Written exercise: Repeat, without any change, the entries presented below.

____________________

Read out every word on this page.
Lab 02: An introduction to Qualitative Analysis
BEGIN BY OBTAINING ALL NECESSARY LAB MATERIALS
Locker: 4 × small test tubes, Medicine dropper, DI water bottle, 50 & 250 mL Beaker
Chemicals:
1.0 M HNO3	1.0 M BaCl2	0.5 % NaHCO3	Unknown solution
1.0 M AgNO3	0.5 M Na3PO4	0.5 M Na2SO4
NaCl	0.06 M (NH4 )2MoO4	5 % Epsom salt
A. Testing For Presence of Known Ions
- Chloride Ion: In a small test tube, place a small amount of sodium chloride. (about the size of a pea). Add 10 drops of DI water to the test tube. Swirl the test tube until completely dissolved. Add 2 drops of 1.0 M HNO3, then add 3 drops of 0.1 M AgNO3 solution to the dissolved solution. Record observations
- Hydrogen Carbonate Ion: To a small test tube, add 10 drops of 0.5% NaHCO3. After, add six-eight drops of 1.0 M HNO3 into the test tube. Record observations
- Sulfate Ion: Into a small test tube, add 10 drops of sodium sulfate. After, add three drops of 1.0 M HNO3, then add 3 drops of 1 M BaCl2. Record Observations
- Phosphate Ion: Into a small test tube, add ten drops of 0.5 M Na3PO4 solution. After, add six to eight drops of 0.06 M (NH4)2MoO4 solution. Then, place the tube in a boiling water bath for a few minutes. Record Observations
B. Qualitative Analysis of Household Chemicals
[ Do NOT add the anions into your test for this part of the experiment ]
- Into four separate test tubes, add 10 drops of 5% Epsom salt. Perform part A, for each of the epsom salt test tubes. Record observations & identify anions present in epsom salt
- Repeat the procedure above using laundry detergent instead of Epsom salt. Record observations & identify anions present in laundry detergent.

____________________

Output of the exercise:
Read out every word on this page.
Lab 02: An introduction to Qualitative Analysis
BEGIN BY OBTAINING ALL NECESSARY LAB MATERIALS
Locker: 4 × small test tubes, Medicine dropper, DI water bottle, 50 & 250 mL Beaker
Chemicals:
1.0 M HNO3	1.0 M BaCl2	0.5 % NaHCO3	Unknown solution
1.0 M AgNO3	0.5 M Na3PO4	0.5 M Na2SO4
NaCl	0.06 M (NH4 )2MoO4	5 % Epsom salt
A. Testing For Presence of Known Ions
- Chloride Ion: In a small test tube, place a small amount of sodium chloride. (about the size of a pea). Add 10 drops of DI water to the test tube. Swirl the test tube until completely dissolved. Add 2 drops of 1.0 M HNO3, then add 3 drops of 0.1 M AgNO3 solution to the dissolved solution. Record observations
- Hydrogen Carbonate Ion: To a small test tube, add 10 drops of 0.5% NaHCO3. After, add six-eight drops of 1.0 M HNO3 into the test tube. Record observations
- Sulfate Ion: Into a small test tube, add 10 drops of sodium sulfate. After, add three drops of 1.0 M HNO3, then add 3 drops of 1 M BaCl2. Record Observations
- Phosphate Ion: Into a small test tube, add ten drops of 0.5 M Na3PO4 solution. After, add six to eight drops of 0.06 M (NH4)2MoO4 solution. Then, place the tube in a boiling water bath for a few minutes. Record Observations
B. Qualitative Analysis of Household Chemicals
[ Do NOT add the anions into your test for this part of the experiment ]
- Into four separate test tubes, add 10 drops of 5% Epsom salt. Perform part A, for each of the epsom salt test tubes. Record observations & identify anions present in epsom salt
- Repeat the procedure above using laundry detergent instead of Epsom salt. Record observations & identify anions present in laundry detergent.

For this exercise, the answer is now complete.